TASK PROMPT =
Transcribe all the records with complete accuracy.

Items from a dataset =
■ ■ ■ ■ ■ ■ ■
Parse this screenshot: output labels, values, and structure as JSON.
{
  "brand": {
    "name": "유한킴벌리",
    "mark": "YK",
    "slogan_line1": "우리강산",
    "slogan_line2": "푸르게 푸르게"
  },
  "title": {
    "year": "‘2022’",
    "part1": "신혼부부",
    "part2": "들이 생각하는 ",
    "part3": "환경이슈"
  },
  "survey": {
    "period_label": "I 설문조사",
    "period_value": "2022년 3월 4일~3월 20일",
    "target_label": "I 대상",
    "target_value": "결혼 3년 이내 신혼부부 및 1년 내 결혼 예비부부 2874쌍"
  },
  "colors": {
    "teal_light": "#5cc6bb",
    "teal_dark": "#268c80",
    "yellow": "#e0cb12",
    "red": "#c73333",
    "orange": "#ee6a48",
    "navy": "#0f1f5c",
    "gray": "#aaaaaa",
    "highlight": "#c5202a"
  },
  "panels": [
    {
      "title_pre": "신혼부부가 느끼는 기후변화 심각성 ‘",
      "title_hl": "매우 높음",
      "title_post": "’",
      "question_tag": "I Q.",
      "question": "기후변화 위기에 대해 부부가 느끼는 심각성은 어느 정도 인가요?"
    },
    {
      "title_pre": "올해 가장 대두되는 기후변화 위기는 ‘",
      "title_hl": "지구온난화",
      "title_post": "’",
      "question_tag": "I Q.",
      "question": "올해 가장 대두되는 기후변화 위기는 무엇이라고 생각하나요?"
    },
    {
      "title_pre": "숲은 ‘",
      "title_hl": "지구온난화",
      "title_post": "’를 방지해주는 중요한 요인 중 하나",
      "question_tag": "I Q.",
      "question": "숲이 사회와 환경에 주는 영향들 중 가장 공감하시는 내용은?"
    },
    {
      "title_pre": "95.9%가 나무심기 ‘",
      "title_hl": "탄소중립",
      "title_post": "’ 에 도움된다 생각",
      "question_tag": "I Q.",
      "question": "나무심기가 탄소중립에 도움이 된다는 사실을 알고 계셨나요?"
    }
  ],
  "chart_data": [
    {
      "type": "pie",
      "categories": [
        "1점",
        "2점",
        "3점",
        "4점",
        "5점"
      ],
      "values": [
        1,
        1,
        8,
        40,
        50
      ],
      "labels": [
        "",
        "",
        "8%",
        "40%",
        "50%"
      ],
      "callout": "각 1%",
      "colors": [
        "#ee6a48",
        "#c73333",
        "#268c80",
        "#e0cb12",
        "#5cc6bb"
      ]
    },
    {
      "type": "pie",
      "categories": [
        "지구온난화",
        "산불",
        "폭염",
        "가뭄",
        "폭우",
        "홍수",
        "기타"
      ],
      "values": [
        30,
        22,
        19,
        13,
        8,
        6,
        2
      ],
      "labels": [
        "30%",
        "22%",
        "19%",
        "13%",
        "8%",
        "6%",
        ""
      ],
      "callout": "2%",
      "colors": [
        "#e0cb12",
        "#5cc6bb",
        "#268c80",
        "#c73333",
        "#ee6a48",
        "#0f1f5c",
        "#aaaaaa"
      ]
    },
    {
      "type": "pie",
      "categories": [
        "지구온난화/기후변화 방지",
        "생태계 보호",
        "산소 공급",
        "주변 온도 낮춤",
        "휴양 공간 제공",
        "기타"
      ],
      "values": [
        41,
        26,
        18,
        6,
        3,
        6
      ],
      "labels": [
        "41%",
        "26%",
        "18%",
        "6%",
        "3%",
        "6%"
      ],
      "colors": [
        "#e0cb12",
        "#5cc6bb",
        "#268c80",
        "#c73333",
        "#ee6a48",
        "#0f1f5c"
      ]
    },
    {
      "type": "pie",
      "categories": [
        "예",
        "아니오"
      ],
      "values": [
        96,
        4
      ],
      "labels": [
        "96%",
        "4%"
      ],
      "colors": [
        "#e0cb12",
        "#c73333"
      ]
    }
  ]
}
■ ■ ■ ■ ■ ■ ■
TASK SOLUTION =
Parse this screenshot: output labels, values, and structure as JSON.
{
  "brand": {
    "name": "유한킴벌리",
    "mark": "YK",
    "slogan_line1": "우리강산",
    "slogan_line2": "푸르게 푸르게"
  },
  "title": {
    "year": "‘2022’",
    "part1": "신혼부부",
    "part2": "들이 생각하는 ",
    "part3": "환경이슈"
  },
  "survey": {
    "period_label": "I 설문조사",
    "period_value": "2022년 3월 4일~3월 20일",
    "target_label": "I 대상",
    "target_value": "결혼 3년 이내 신혼부부 및 1년 내 결혼 예비부부 2874쌍"
  },
  "colors": {
    "teal_light": "#5cc6bb",
    "teal_dark": "#268c80",
    "yellow": "#e0cb12",
    "red": "#c73333",
    "orange": "#ee6a48",
    "navy": "#0f1f5c",
    "gray": "#aaaaaa",
    "highlight": "#c5202a"
  },
  "panels": [
    {
      "title_pre": "신혼부부가 느끼는 기후변화 심각성 ‘",
      "title_hl": "매우 높음",
      "title_post": "’",
      "question_tag": "I Q.",
      "question": "기후변화 위기에 대해 부부가 느끼는 심각성은 어느 정도 인가요?"
    },
    {
      "title_pre": "올해 가장 대두되는 기후변화 위기는 ‘",
      "title_hl": "지구온난화",
      "title_post": "’",
      "question_tag": "I Q.",
      "question": "올해 가장 대두되는 기후변화 위기는 무엇이라고 생각하나요?"
    },
    {
      "title_pre": "숲은 ‘",
      "title_hl": "지구온난화",
      "title_post": "’를 방지해주는 중요한 요인 중 하나",
      "question_tag": "I Q.",
      "question": "숲이 사회와 환경에 주는 영향들 중 가장 공감하시는 내용은?"
    },
    {
      "title_pre": "95.9%가 나무심기 ‘",
      "title_hl": "탄소중립",
      "title_post": "’ 에 도움된다 생각",
      "question_tag": "I Q.",
      "question": "나무심기가 탄소중립에 도움이 된다는 사실을 알고 계셨나요?"
    }
  ],
  "chart_data": [
    {
      "type": "pie",
      "categories": [
        "1점",
        "2점",
        "3점",
        "4점",
        "5점"
      ],
      "values": [
        1,
        1,
        8,
        40,
        50
      ],
      "labels": [
        "",
        "",
        "8%",
        "40%",
        "50%"
      ],
      "callout": "각 1%",
      "colors": [
        "#ee6a48",
        "#c73333",
        "#268c80",
        "#e0cb12",
        "#5cc6bb"
      ]
    },
    {
      "type": "pie",
      "categories": [
        "지구온난화",
        "산불",
        "폭염",
        "가뭄",
        "폭우",
        "홍수",
        "기타"
      ],
      "values": [
        30,
        22,
        19,
        13,
        8,
        6,
        2
      ],
      "labels": [
        "30%",
        "22%",
        "19%",
        "13%",
        "8%",
        "6%",
        ""
      ],
      "callout": "2%",
      "colors": [
        "#e0cb12",
        "#5cc6bb",
        "#268c80",
        "#c73333",
        "#ee6a48",
        "#0f1f5c",
        "#aaaaaa"
      ]
    },
    {
      "type": "pie",
      "categories": [
        "지구온난화/기후변화 방지",
        "생태계 보호",
        "산소 공급",
        "주변 온도 낮춤",
        "휴양 공간 제공",
        "기타"
      ],
      "values": [
        41,
        26,
        18,
        6,
        3,
        6
      ],
      "labels": [
        "41%",
        "26%",
        "18%",
        "6%",
        "3%",
        "6%"
      ],
      "colors": [
        "#e0cb12",
        "#5cc6bb",
        "#268c80",
        "#c73333",
        "#ee6a48",
        "#0f1f5c"
      ]
    },
    {
      "type": "pie",
      "categories": [
        "예",
        "아니오"
      ],
      "values": [
        96,
        4
      ],
      "labels": [
        "96%",
        "4%"
      ],
      "colors": [
        "#e0cb12",
        "#c73333"
      ]
    }
  ]
}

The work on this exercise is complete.